YOUR OBJECTIVE » Make an exact transcription of the material, leaving out all images.

Start of RECORDS SHOWN

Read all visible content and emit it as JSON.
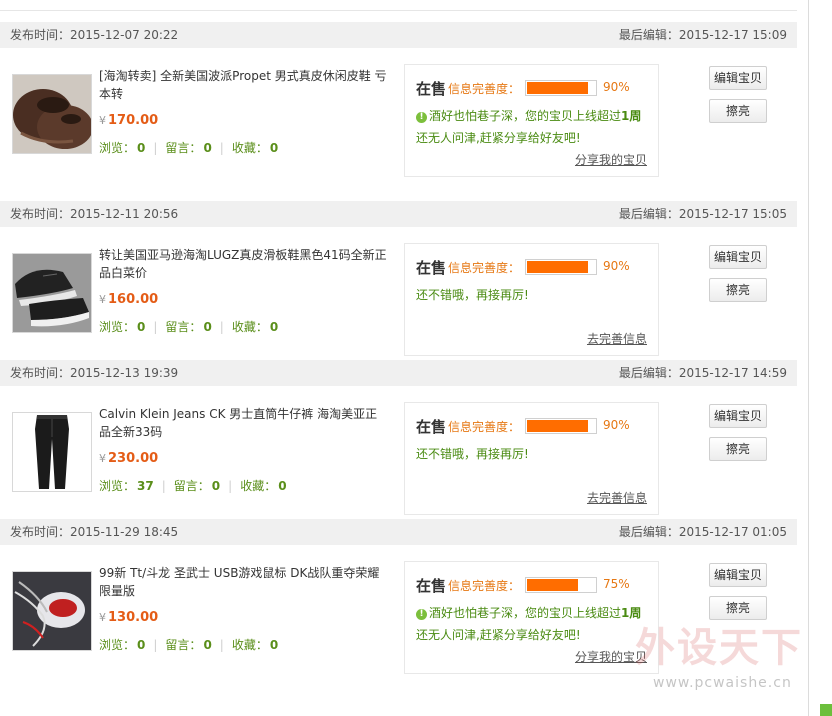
{
  "labels": {
    "published": "发布时间：",
    "last_edited": "最后编辑：",
    "status": "在售",
    "completeness": "信息完善度：",
    "views": "浏览：",
    "comments": "留言：",
    "favorites": "收藏：",
    "yen": "¥",
    "edit_button": "编辑宝贝",
    "polish_button": "擦亮"
  },
  "colors": {
    "accent_orange": "#ff6d00",
    "price_red": "#e45c16",
    "stat_green": "#5a8e1a"
  },
  "listings": [
    {
      "published_time": "2015-12-07 20:22",
      "last_edited_time": "2015-12-17 15:09",
      "title": "[海淘转卖] 全新美国波派Propet 男式真皮休闲皮鞋 亏本转",
      "price": "170.00",
      "views": "0",
      "comments": "0",
      "favorites": "0",
      "completeness_pct": 90,
      "completeness_text": "90%",
      "tip_text": "酒好也怕巷子深，您的宝贝上线超过",
      "tip_bold": "1周",
      "tip_line2": "还无人问津,赶紧分享给好友吧!",
      "link_text": "分享我的宝贝",
      "thumb_icon": "brown-leather-shoes-photo"
    },
    {
      "published_time": "2015-12-11 20:56",
      "last_edited_time": "2015-12-17 15:05",
      "title": "转让美国亚马逊海淘LUGZ真皮滑板鞋黑色41码全新正品白菜价",
      "price": "160.00",
      "views": "0",
      "comments": "0",
      "favorites": "0",
      "completeness_pct": 90,
      "completeness_text": "90%",
      "tip_text": "还不错哦，再接再厉!",
      "link_text": "去完善信息",
      "thumb_icon": "black-sneakers-photo"
    },
    {
      "published_time": "2015-12-13 19:39",
      "last_edited_time": "2015-12-17 14:59",
      "title": "Calvin Klein Jeans CK 男士直筒牛仔裤 海淘美亚正品全新33码",
      "price": "230.00",
      "views": "37",
      "comments": "0",
      "favorites": "0",
      "completeness_pct": 90,
      "completeness_text": "90%",
      "tip_text": "还不错哦，再接再厉!",
      "link_text": "去完善信息",
      "thumb_icon": "black-jeans-photo"
    },
    {
      "published_time": "2015-11-29 18:45",
      "last_edited_time": "2015-12-17 01:05",
      "title": "99新 Tt/斗龙 圣武士 USB游戏鼠标 DK战队重夺荣耀限量版",
      "price": "130.00",
      "views": "0",
      "comments": "0",
      "favorites": "0",
      "completeness_pct": 75,
      "completeness_text": "75%",
      "tip_text": "酒好也怕巷子深，您的宝贝上线超过",
      "tip_bold": "1周",
      "tip_line2": "还无人问津,赶紧分享给好友吧!",
      "link_text": "分享我的宝贝",
      "thumb_icon": "gaming-mouse-photo"
    }
  ],
  "watermark": {
    "text": "外设天下",
    "url": "www.pcwaishe.cn"
  }
}
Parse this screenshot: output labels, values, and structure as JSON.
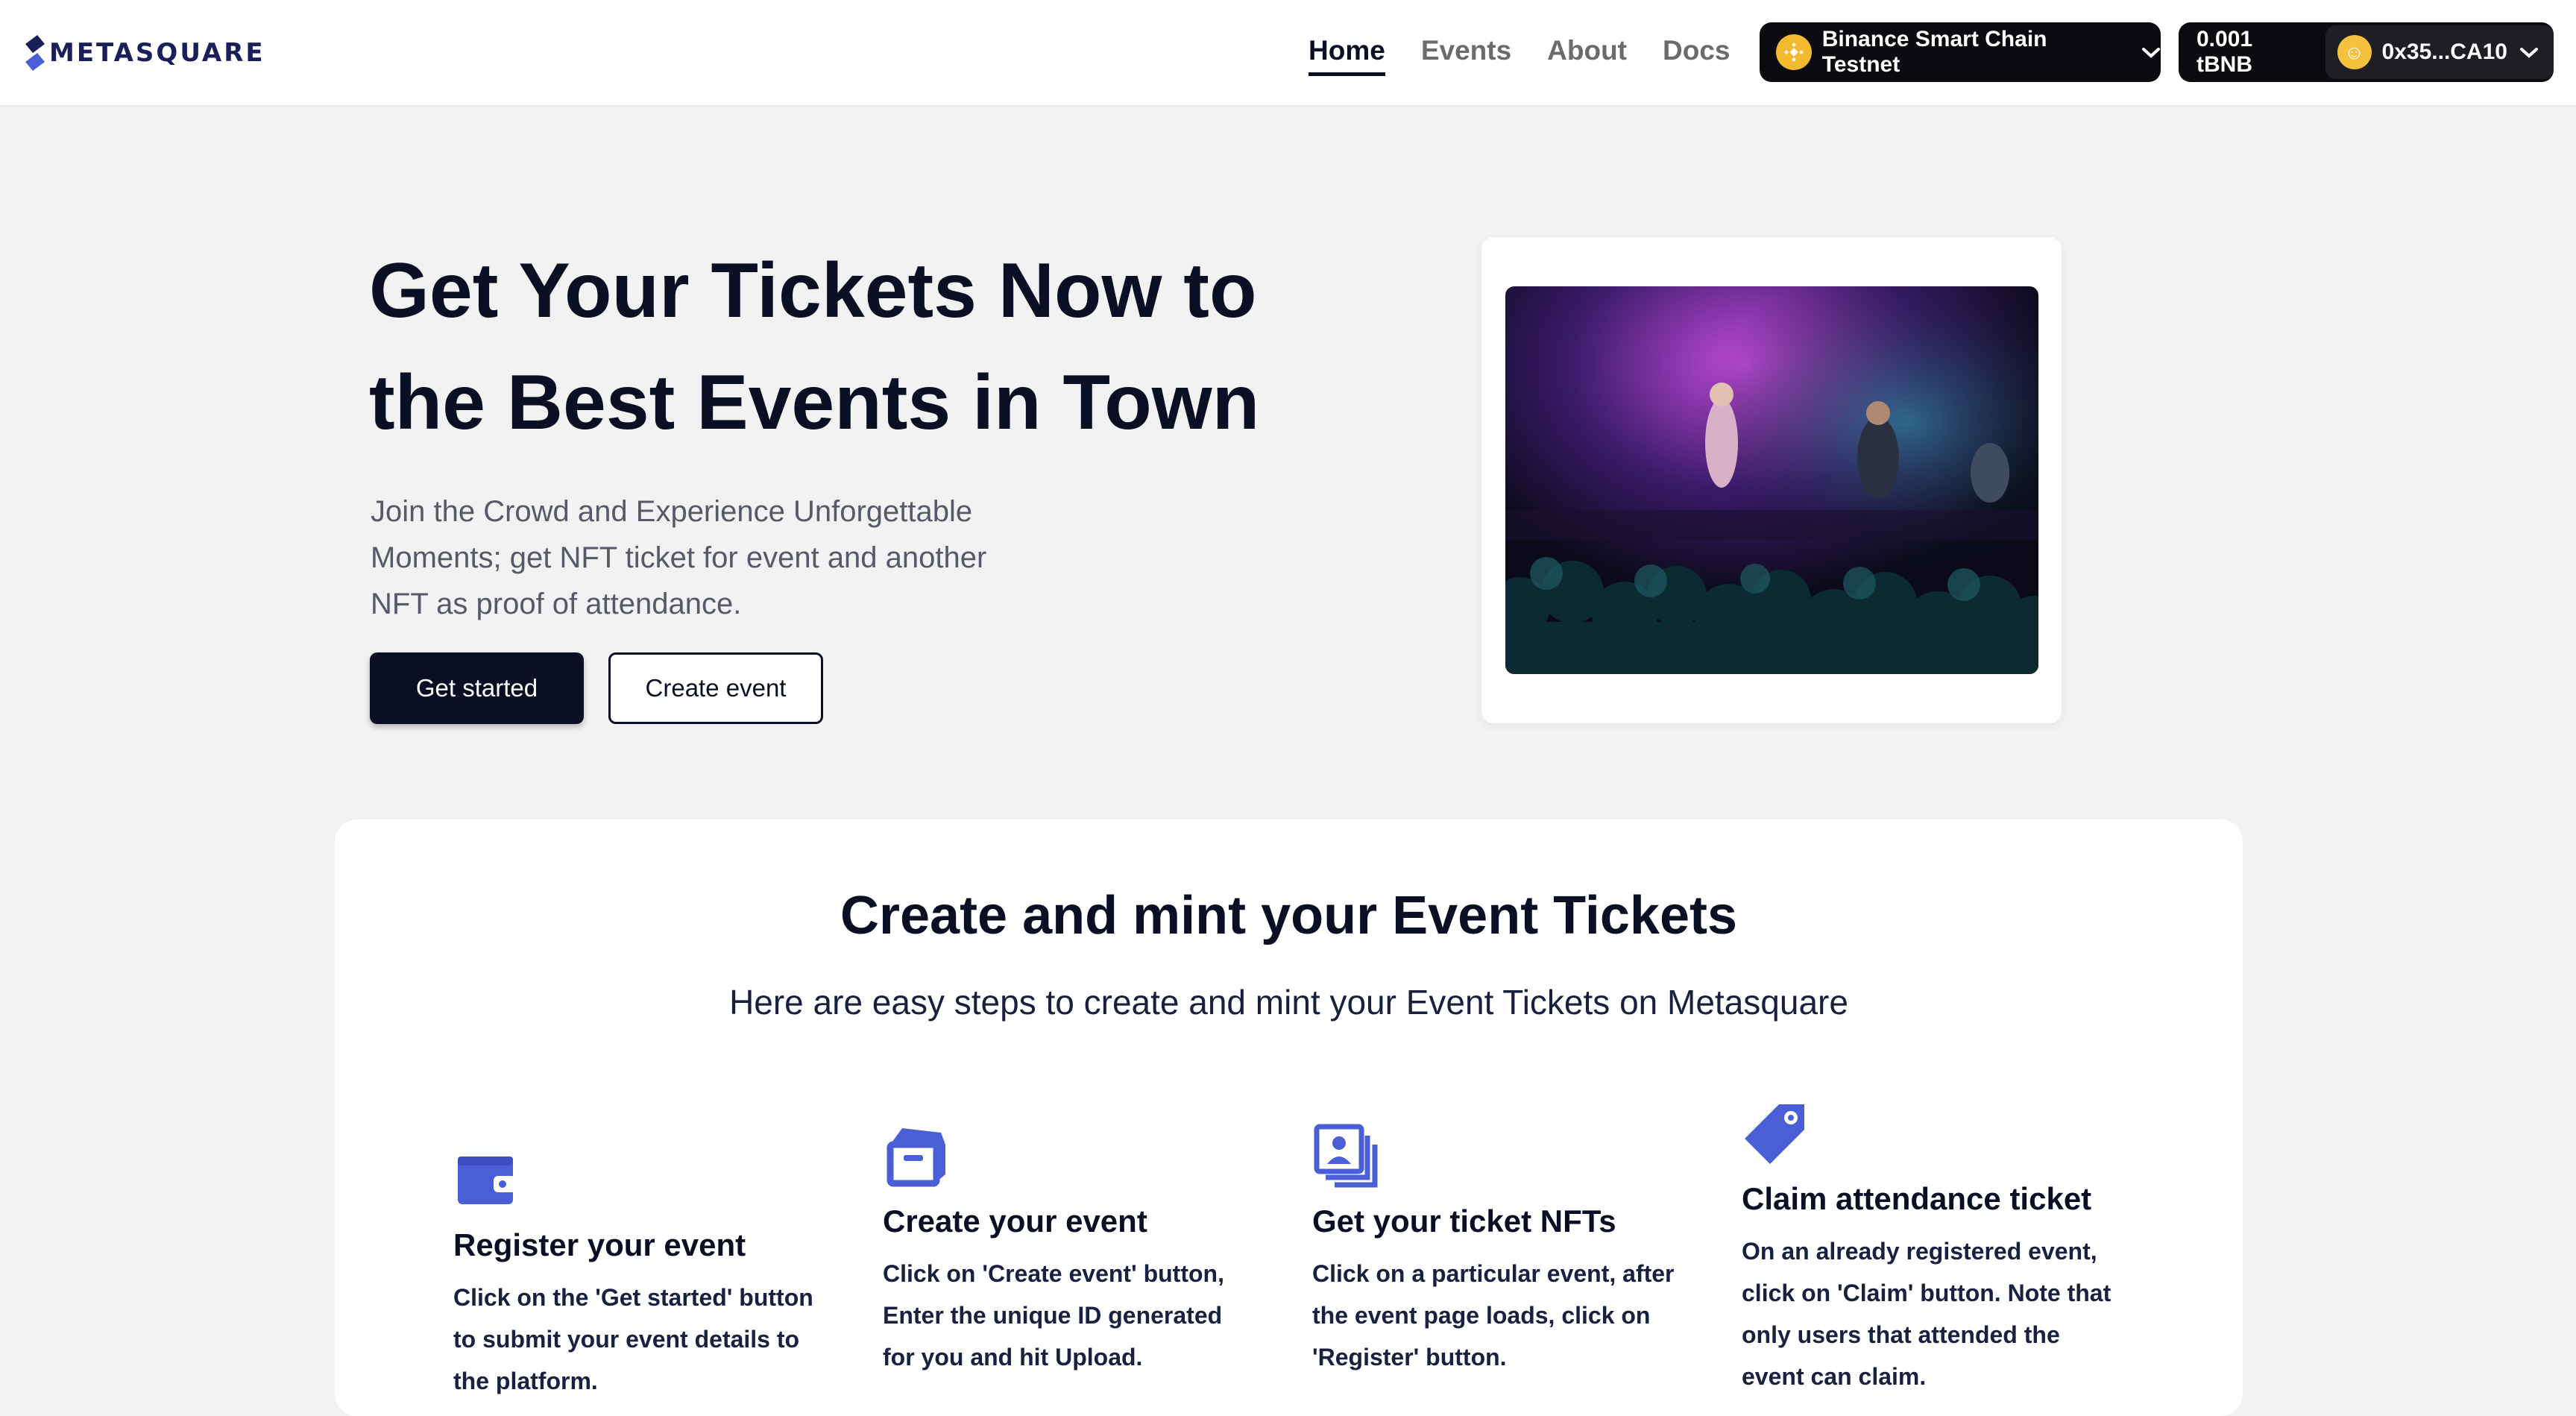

End of RECORDS SHOWN

TASK OUTPUT »
Read all visible content and emit it as JSON.
{
  "labels": {
    "published": "发布时间：",
    "last_edited": "最后编辑：",
    "status": "在售",
    "completeness": "信息完善度：",
    "views": "浏览：",
    "comments": "留言：",
    "favorites": "收藏：",
    "yen": "¥",
    "edit_button": "编辑宝贝",
    "polish_button": "擦亮"
  },
  "colors": {
    "accent_orange": "#ff6d00",
    "price_red": "#e45c16",
    "stat_green": "#5a8e1a"
  },
  "listings": [
    {
      "published_time": "2015-12-07 20:22",
      "last_edited_time": "2015-12-17 15:09",
      "title": "[海淘转卖] 全新美国波派Propet 男式真皮休闲皮鞋 亏本转",
      "price": "170.00",
      "views": "0",
      "comments": "0",
      "favorites": "0",
      "completeness_pct": 90,
      "completeness_text": "90%",
      "tip_text": "酒好也怕巷子深，您的宝贝上线超过",
      "tip_bold": "1周",
      "tip_line2": "还无人问津,赶紧分享给好友吧!",
      "link_text": "分享我的宝贝",
      "thumb_icon": "brown-leather-shoes-photo"
    },
    {
      "published_time": "2015-12-11 20:56",
      "last_edited_time": "2015-12-17 15:05",
      "title": "转让美国亚马逊海淘LUGZ真皮滑板鞋黑色41码全新正品白菜价",
      "price": "160.00",
      "views": "0",
      "comments": "0",
      "favorites": "0",
      "completeness_pct": 90,
      "completeness_text": "90%",
      "tip_text": "还不错哦，再接再厉!",
      "link_text": "去完善信息",
      "thumb_icon": "black-sneakers-photo"
    },
    {
      "published_time": "2015-12-13 19:39",
      "last_edited_time": "2015-12-17 14:59",
      "title": "Calvin Klein Jeans CK 男士直筒牛仔裤 海淘美亚正品全新33码",
      "price": "230.00",
      "views": "37",
      "comments": "0",
      "favorites": "0",
      "completeness_pct": 90,
      "completeness_text": "90%",
      "tip_text": "还不错哦，再接再厉!",
      "link_text": "去完善信息",
      "thumb_icon": "black-jeans-photo"
    },
    {
      "published_time": "2015-11-29 18:45",
      "last_edited_time": "2015-12-17 01:05",
      "title": "99新 Tt/斗龙 圣武士 USB游戏鼠标 DK战队重夺荣耀限量版",
      "price": "130.00",
      "views": "0",
      "comments": "0",
      "favorites": "0",
      "completeness_pct": 75,
      "completeness_text": "75%",
      "tip_text": "酒好也怕巷子深，您的宝贝上线超过",
      "tip_bold": "1周",
      "tip_line2": "还无人问津,赶紧分享给好友吧!",
      "link_text": "分享我的宝贝",
      "thumb_icon": "gaming-mouse-photo"
    }
  ],
  "watermark": {
    "text": "外设天下",
    "url": "www.pcwaishe.cn"
  }
}
Parse this screenshot: output labels, values, and structure as JSON.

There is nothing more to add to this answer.